Entries with figure data
###
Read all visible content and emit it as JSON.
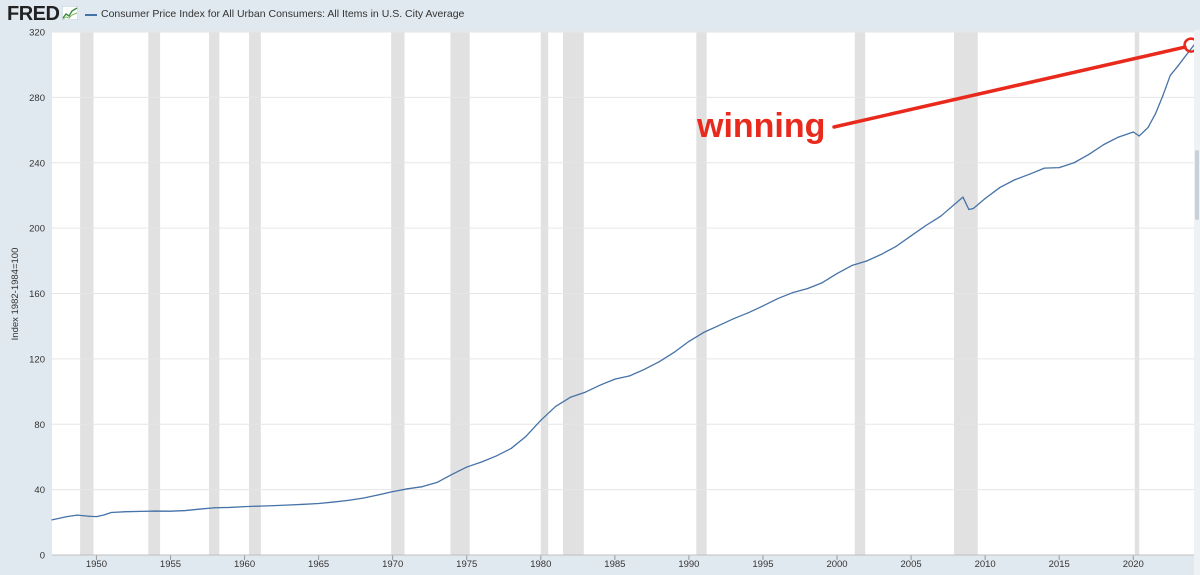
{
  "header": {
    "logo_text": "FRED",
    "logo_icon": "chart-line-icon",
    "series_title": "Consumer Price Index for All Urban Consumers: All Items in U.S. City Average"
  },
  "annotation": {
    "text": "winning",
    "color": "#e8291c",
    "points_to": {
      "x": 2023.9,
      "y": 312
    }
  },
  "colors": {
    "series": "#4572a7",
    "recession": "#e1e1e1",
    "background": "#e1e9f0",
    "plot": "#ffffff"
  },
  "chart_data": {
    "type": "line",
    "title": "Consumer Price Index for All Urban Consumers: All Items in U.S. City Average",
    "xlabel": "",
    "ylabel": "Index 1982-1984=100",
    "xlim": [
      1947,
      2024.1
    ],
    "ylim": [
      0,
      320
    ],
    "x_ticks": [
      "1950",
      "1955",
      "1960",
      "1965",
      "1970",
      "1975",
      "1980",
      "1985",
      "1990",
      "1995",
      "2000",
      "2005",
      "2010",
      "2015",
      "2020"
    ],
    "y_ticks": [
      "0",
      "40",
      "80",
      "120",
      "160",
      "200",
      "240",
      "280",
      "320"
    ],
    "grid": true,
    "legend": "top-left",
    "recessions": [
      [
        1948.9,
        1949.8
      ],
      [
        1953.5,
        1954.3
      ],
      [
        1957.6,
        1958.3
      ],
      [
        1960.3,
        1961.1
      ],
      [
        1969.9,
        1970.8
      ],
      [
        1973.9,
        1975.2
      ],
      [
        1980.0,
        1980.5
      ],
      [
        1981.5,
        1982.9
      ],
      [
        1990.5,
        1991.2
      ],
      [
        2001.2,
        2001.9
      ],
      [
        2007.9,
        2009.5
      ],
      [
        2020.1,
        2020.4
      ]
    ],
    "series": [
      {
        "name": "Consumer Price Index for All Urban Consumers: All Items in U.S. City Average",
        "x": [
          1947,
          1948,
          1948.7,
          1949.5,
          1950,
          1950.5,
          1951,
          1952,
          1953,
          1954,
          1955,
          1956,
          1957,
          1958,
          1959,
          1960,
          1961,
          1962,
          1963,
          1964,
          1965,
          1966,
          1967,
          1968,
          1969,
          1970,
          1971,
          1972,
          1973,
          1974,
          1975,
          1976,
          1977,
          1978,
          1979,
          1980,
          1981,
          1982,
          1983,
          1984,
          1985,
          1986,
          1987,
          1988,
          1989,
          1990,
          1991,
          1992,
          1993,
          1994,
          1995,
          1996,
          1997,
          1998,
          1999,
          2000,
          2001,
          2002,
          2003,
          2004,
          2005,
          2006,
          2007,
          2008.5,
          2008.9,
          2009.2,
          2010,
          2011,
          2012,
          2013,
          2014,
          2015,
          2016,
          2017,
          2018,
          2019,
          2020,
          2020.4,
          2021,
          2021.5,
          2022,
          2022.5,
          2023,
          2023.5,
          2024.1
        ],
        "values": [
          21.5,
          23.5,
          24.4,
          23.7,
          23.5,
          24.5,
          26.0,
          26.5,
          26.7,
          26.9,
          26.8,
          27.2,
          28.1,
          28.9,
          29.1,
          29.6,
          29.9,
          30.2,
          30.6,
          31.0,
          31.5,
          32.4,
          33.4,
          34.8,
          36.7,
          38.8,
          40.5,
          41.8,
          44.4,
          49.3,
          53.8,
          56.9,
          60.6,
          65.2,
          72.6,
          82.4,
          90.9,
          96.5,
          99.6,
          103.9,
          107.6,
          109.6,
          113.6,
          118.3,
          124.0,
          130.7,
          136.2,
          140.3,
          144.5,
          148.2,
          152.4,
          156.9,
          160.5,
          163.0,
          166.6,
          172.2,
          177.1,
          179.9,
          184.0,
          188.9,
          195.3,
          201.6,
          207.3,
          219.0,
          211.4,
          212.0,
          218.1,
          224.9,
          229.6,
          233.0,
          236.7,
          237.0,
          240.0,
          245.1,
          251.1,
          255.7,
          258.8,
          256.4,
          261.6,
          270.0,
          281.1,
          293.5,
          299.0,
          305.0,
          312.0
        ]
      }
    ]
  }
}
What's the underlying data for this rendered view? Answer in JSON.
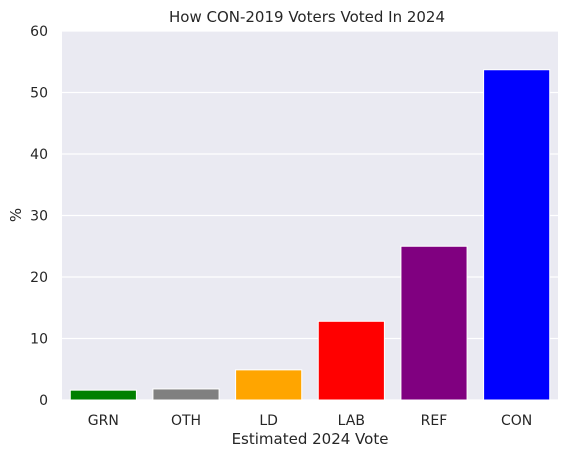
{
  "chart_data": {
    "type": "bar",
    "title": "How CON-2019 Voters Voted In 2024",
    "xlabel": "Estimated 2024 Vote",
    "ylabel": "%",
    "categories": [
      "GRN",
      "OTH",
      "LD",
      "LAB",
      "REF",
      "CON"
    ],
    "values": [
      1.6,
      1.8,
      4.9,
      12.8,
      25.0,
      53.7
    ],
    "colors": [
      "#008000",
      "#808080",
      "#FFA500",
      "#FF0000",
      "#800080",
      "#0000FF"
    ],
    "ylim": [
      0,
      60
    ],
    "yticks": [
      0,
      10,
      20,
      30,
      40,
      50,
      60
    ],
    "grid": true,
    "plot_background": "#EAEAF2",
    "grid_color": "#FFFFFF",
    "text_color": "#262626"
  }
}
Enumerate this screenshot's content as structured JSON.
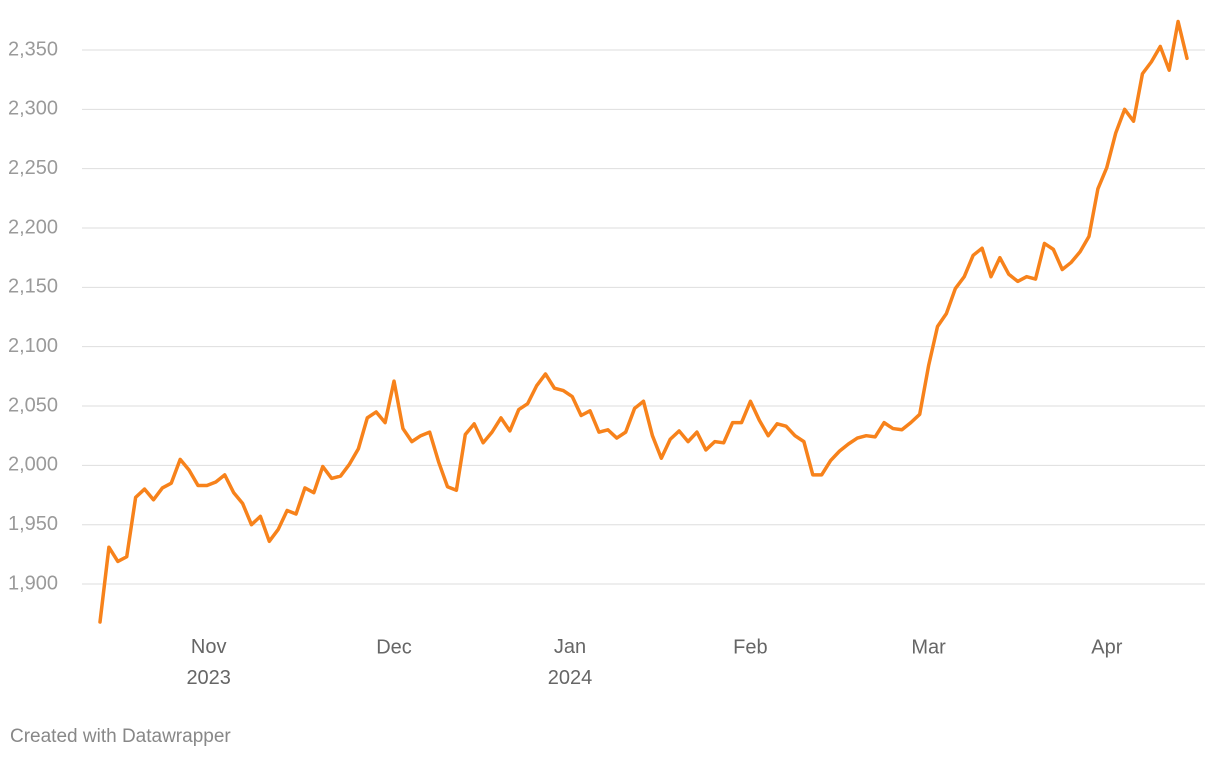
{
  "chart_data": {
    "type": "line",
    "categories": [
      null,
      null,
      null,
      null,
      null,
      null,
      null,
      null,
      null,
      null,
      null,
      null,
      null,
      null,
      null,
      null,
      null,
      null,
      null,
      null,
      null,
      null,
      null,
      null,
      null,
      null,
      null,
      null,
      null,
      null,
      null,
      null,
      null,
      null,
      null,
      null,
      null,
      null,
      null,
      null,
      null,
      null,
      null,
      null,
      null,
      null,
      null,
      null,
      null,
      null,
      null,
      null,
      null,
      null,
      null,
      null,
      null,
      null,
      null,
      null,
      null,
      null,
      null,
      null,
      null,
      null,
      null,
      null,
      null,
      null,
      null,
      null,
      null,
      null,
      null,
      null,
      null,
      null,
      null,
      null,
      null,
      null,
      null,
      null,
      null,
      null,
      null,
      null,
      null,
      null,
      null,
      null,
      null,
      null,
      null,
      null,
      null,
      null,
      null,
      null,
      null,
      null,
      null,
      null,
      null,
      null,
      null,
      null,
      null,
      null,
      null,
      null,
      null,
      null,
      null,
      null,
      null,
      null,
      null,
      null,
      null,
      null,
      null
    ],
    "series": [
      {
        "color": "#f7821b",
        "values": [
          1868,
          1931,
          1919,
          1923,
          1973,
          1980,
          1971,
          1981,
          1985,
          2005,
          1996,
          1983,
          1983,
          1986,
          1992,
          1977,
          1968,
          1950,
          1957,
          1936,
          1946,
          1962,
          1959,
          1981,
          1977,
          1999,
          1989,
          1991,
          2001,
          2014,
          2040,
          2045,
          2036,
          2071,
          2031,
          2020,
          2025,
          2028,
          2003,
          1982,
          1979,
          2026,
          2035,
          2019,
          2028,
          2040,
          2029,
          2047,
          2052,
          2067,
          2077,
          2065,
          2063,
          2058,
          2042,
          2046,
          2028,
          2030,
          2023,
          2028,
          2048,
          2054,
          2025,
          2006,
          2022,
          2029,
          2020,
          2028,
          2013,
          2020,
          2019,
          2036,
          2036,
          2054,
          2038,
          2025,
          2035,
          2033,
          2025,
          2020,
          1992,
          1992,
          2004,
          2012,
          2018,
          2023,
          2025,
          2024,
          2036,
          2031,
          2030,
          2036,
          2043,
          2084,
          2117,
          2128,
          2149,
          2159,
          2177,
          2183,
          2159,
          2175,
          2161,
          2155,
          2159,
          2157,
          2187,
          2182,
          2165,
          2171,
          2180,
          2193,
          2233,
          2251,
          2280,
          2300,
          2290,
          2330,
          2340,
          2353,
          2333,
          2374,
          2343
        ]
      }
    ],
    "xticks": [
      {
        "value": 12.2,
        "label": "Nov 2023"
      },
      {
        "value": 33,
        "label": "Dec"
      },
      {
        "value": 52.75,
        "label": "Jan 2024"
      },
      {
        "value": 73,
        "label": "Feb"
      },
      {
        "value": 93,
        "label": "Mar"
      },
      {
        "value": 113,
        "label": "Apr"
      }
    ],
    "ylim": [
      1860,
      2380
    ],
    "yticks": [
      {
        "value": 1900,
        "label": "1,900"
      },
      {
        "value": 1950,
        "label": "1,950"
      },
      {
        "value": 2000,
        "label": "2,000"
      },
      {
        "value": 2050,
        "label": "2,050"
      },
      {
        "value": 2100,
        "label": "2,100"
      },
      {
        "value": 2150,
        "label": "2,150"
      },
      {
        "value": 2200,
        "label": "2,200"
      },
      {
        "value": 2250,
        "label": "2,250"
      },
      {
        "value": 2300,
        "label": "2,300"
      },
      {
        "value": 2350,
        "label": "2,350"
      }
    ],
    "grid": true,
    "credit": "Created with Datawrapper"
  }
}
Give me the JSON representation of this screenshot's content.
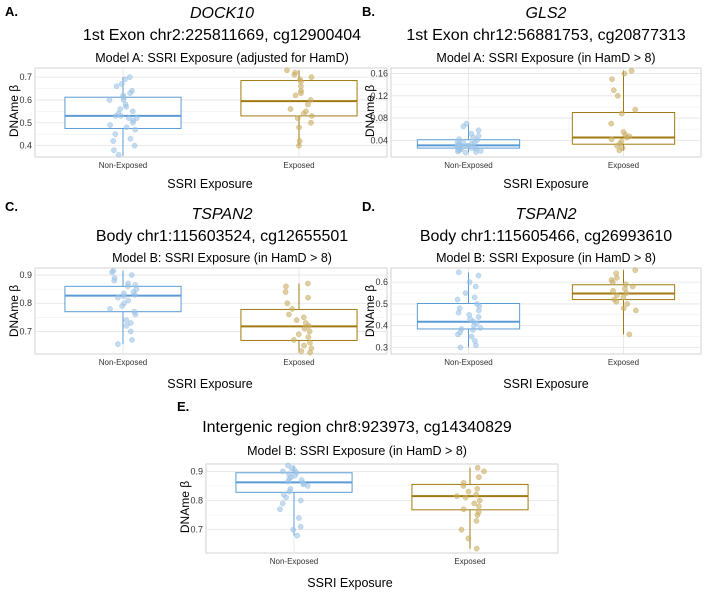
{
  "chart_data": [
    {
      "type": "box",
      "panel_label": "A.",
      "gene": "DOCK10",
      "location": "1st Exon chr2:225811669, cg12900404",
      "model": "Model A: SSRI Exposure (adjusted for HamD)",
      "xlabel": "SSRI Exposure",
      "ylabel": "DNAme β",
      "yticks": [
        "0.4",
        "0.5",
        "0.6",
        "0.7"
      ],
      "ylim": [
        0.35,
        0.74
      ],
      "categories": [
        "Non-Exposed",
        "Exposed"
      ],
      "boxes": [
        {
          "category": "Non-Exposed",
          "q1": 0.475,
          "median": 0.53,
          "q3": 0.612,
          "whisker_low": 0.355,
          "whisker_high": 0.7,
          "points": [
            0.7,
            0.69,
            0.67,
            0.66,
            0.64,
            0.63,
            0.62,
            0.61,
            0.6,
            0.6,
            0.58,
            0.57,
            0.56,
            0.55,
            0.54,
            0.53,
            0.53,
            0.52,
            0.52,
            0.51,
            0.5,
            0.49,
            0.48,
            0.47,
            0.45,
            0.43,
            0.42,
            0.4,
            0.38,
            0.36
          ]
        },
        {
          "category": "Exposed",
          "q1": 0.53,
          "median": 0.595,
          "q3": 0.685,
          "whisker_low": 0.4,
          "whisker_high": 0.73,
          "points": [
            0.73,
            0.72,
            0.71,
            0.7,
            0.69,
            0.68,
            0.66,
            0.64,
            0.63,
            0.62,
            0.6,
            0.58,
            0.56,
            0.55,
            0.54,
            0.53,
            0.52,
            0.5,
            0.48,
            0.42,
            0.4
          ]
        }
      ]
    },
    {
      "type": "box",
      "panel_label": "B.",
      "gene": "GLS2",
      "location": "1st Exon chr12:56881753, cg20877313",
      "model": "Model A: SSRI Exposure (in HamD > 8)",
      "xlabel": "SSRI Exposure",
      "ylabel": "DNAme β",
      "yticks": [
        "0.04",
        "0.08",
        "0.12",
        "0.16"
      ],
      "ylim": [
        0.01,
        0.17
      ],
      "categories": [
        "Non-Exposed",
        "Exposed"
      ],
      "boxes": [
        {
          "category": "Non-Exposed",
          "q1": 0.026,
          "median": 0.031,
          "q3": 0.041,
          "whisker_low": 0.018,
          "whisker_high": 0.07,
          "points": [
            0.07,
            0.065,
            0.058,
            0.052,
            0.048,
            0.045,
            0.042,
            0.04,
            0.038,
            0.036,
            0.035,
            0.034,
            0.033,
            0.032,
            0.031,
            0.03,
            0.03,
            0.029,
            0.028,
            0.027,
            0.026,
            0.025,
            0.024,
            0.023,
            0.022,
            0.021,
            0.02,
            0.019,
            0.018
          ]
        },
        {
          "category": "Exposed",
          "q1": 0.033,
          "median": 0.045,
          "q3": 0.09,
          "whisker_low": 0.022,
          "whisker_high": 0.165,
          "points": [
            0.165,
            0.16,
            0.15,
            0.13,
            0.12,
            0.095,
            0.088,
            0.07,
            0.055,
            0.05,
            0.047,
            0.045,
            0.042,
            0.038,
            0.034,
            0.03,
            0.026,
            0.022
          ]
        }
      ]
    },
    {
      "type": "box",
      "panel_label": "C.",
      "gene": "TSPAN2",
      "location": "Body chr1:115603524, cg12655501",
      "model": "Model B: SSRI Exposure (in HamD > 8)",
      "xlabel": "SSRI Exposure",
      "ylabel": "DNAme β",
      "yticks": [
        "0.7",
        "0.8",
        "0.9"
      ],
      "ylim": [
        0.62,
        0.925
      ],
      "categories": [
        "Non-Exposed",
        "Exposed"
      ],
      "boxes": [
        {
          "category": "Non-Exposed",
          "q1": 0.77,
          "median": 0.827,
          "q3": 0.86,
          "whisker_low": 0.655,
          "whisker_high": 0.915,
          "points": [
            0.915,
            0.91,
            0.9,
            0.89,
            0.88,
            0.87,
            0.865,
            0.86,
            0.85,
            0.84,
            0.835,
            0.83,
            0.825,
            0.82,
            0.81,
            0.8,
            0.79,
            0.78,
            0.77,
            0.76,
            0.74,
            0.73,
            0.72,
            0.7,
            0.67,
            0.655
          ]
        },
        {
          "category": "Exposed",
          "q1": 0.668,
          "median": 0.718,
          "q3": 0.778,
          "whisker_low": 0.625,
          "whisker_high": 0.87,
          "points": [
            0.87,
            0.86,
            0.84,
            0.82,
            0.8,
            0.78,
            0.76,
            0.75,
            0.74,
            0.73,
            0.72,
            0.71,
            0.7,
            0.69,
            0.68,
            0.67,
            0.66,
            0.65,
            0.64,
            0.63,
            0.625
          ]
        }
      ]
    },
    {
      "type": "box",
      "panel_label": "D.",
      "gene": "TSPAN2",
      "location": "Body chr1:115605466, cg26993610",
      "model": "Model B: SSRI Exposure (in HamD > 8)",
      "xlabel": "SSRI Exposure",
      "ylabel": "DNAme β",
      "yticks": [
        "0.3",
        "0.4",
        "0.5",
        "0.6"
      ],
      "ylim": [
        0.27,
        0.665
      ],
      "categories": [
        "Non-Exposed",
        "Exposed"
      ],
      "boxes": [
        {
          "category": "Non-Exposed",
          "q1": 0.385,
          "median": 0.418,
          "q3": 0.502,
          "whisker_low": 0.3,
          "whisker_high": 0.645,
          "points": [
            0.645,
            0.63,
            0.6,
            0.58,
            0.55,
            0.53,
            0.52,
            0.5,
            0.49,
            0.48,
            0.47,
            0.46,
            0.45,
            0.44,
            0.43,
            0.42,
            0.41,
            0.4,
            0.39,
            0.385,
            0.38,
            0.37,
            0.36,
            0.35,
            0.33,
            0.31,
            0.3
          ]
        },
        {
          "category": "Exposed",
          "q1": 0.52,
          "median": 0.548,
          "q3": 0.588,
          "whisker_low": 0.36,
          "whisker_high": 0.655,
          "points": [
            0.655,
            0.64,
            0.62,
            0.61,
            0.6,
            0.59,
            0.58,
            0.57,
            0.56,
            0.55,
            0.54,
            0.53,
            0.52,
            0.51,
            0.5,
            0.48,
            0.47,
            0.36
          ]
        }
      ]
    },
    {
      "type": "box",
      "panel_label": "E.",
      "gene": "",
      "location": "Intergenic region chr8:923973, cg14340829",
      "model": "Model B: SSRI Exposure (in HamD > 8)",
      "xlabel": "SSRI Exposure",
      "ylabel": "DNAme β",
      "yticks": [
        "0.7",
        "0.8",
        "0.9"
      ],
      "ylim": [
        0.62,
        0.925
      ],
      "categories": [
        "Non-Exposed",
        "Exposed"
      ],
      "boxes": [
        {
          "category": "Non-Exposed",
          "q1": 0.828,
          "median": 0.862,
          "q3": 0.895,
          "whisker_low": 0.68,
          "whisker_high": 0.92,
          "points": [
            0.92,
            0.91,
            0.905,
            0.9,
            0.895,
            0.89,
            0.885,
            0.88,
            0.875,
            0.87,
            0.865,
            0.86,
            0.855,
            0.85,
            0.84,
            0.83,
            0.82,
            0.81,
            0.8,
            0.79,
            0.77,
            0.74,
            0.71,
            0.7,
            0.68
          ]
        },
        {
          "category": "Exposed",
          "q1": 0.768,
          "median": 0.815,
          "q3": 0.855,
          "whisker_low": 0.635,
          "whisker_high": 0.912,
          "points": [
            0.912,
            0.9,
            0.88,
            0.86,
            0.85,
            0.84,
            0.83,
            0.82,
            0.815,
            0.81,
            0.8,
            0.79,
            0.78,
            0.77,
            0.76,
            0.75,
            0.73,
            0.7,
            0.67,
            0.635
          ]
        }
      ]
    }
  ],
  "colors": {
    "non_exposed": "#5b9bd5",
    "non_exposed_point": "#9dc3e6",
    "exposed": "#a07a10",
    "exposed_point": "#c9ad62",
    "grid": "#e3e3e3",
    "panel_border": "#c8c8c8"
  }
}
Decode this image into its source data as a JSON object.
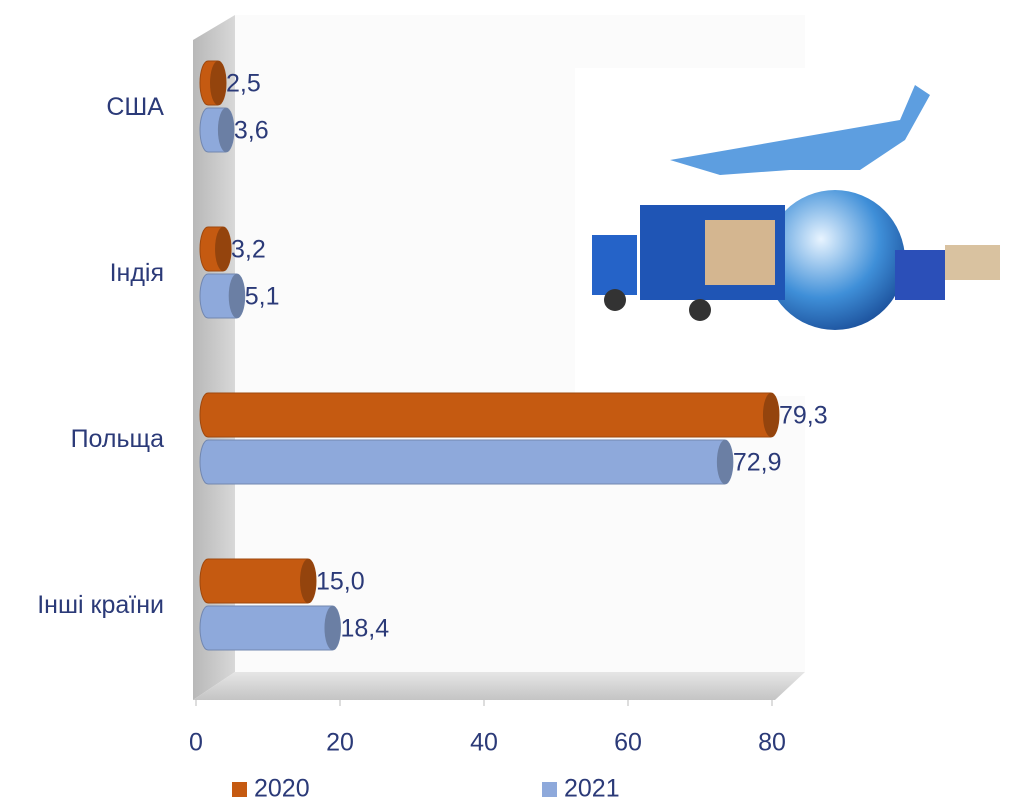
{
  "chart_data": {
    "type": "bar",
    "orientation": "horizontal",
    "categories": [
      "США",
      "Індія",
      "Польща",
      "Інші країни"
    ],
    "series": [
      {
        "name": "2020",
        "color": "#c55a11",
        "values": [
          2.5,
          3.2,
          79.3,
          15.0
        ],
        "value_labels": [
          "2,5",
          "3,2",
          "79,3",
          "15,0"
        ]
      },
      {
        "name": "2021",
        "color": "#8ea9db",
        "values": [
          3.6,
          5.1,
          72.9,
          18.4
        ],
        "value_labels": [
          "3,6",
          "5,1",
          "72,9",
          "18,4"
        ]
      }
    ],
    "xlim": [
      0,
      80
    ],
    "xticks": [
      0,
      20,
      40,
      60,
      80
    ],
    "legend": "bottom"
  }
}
###
* Written exercise *
Work out how many lines in the records above hold the string "Consumers", then give only that count.

* Worked answer *
3